(Extracted records)
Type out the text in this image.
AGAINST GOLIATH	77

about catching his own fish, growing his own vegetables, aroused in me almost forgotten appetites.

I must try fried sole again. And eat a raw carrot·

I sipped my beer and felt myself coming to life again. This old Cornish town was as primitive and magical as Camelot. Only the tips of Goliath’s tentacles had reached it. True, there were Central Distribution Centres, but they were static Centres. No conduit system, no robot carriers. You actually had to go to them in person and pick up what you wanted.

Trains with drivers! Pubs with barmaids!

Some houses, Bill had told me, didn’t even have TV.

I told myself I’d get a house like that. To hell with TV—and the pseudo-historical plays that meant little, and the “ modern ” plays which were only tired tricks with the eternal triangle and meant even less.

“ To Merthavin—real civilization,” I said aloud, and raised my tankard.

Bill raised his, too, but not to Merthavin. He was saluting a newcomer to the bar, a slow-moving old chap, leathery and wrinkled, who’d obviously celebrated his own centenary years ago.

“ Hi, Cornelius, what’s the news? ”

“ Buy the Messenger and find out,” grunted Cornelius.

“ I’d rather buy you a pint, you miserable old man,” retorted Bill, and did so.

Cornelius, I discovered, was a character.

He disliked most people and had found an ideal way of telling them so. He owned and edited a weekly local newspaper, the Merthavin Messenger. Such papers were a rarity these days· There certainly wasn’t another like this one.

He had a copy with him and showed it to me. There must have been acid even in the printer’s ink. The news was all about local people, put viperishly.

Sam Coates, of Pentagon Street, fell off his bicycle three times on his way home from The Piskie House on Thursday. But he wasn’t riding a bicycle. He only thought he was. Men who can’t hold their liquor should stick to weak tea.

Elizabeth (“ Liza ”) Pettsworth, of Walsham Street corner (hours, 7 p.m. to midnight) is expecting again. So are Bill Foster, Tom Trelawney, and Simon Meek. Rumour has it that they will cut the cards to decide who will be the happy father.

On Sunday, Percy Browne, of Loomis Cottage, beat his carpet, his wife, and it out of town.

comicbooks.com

— Instructions for the task —
Filter the entries and copy out every line with the word "were".

— Task answer —
I sipped my beer and felt myself coming to life again. This old Cornish town was as primitive and magical as Camelot. Only the tips of Goliath’s tentacles had reached it. True, there were Central Distribution Centres, but they were static Centres. No conduit system, no robot carriers. You actually had to go to them in person and pick up what you wanted.
I told myself I’d get a house like that. To hell with TV—and the pseudo-historical plays that meant little, and the “ modern ” plays which were only tired tricks with the eternal triangle and meant even less.
He disliked most people and had found an ideal way of telling them so. He owned and edited a weekly local newspaper, the Merthavin Messenger. Such papers were a rarity these days· There certainly wasn’t another like this one.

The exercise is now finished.